■ Collection entries ■
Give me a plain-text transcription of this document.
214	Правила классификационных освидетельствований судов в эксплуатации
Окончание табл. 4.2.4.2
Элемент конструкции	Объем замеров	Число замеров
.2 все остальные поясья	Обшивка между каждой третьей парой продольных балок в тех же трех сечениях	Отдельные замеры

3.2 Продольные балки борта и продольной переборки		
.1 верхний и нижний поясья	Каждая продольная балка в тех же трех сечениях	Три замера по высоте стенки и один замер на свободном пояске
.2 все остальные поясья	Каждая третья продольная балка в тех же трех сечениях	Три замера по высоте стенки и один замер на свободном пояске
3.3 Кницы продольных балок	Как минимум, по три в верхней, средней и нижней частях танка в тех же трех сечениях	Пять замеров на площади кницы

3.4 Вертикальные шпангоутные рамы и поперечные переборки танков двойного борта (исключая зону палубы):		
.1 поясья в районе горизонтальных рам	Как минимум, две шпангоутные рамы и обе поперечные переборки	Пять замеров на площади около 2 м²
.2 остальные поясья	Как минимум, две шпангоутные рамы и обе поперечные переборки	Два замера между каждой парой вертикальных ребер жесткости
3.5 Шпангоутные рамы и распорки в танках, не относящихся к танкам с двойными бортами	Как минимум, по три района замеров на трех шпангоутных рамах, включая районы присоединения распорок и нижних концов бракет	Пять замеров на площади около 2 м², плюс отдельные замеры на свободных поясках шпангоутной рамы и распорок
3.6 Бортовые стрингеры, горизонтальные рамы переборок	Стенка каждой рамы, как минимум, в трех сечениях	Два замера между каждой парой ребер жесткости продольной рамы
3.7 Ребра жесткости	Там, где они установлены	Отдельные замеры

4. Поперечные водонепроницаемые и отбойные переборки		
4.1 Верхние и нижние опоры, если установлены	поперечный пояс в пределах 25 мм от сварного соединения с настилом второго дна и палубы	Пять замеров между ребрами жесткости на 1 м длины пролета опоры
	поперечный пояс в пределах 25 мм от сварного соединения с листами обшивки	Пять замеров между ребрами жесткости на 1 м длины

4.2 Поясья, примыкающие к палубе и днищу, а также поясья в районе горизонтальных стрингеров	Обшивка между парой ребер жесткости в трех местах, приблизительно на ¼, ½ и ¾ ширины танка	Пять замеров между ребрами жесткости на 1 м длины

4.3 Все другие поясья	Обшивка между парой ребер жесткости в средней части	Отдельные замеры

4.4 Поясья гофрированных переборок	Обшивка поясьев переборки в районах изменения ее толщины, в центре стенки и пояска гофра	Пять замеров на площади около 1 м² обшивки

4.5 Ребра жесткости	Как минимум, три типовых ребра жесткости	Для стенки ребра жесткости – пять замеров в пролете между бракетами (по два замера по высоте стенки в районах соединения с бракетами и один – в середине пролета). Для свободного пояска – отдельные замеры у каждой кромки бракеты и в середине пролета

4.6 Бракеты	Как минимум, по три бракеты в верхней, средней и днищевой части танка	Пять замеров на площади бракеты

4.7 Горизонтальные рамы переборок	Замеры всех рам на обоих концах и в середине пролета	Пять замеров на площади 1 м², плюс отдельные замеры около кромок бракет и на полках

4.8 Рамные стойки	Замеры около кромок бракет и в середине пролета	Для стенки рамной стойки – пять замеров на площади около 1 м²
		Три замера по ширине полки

■ Challenge ■
Write out all the data again, exactly as it appears.

■ The solution ■
Give me a plain-text transcription of this document.
214	Правила классификационных освидетельствований судов в эксплуатации
Окончание табл. 4.2.4.2
Элемент конструкции	Объем замеров	Число замеров
.2 все остальные поясья	Обшивка между каждой третьей парой продольных балок в тех же трех сечениях	Отдельные замеры

3.2 Продольные балки борта и продольной переборки		
.1 верхний и нижний поясья	Каждая продольная балка в тех же трех сечениях	Три замера по высоте стенки и один замер на свободном пояске
.2 все остальные поясья	Каждая третья продольная балка в тех же трех сечениях	Три замера по высоте стенки и один замер на свободном пояске
3.3 Кницы продольных балок	Как минимум, по три в верхней, средней и нижней частях танка в тех же трех сечениях	Пять замеров на площади кницы

3.4 Вертикальные шпангоутные рамы и поперечные переборки танков двойного борта (исключая зону палубы):		
.1 поясья в районе горизонтальных рам	Как минимум, две шпангоутные рамы и обе поперечные переборки	Пять замеров на площади около 2 м²
.2 остальные поясья	Как минимум, две шпангоутные рамы и обе поперечные переборки	Два замера между каждой парой вертикальных ребер жесткости
3.5 Шпангоутные рамы и распорки в танках, не относящихся к танкам с двойными бортами	Как минимум, по три района замеров на трех шпангоутных рамах, включая районы присоединения распорок и нижних концов бракет	Пять замеров на площади около 2 м², плюс отдельные замеры на свободных поясках шпангоутной рамы и распорок
3.6 Бортовые стрингеры, горизонтальные рамы переборок	Стенка каждой рамы, как минимум, в трех сечениях	Два замера между каждой парой ребер жесткости продольной рамы
3.7 Ребра жесткости	Там, где они установлены	Отдельные замеры

4. Поперечные водонепроницаемые и отбойные переборки		
4.1 Верхние и нижние опоры, если установлены	поперечный пояс в пределах 25 мм от сварного соединения с настилом второго дна и палубы	Пять замеров между ребрами жесткости на 1 м длины пролета опоры
	поперечный пояс в пределах 25 мм от сварного соединения с листами обшивки	Пять замеров между ребрами жесткости на 1 м длины

4.2 Поясья, примыкающие к палубе и днищу, а также поясья в районе горизонтальных стрингеров	Обшивка между парой ребер жесткости в трех местах, приблизительно на ¼, ½ и ¾ ширины танка	Пять замеров между ребрами жесткости на 1 м длины

4.3 Все другие поясья	Обшивка между парой ребер жесткости в средней части	Отдельные замеры

4.4 Поясья гофрированных переборок	Обшивка поясьев переборки в районах изменения ее толщины, в центре стенки и пояска гофра	Пять замеров на площади около 1 м² обшивки

4.5 Ребра жесткости	Как минимум, три типовых ребра жесткости	Для стенки ребра жесткости – пять замеров в пролете между бракетами (по два замера по высоте стенки в районах соединения с бракетами и один – в середине пролета). Для свободного пояска – отдельные замеры у каждой кромки бракеты и в середине пролета

4.6 Бракеты	Как минимум, по три бракеты в верхней, средней и днищевой части танка	Пять замеров на площади бракеты

4.7 Горизонтальные рамы переборок	Замеры всех рам на обоих концах и в середине пролета	Пять замеров на площади 1 м², плюс отдельные замеры около кромок бракет и на полках

4.8 Рамные стойки	Замеры около кромок бракет и в середине пролета	Для стенки рамной стойки – пять замеров на площади около 1 м²
		Три замера по ширине полки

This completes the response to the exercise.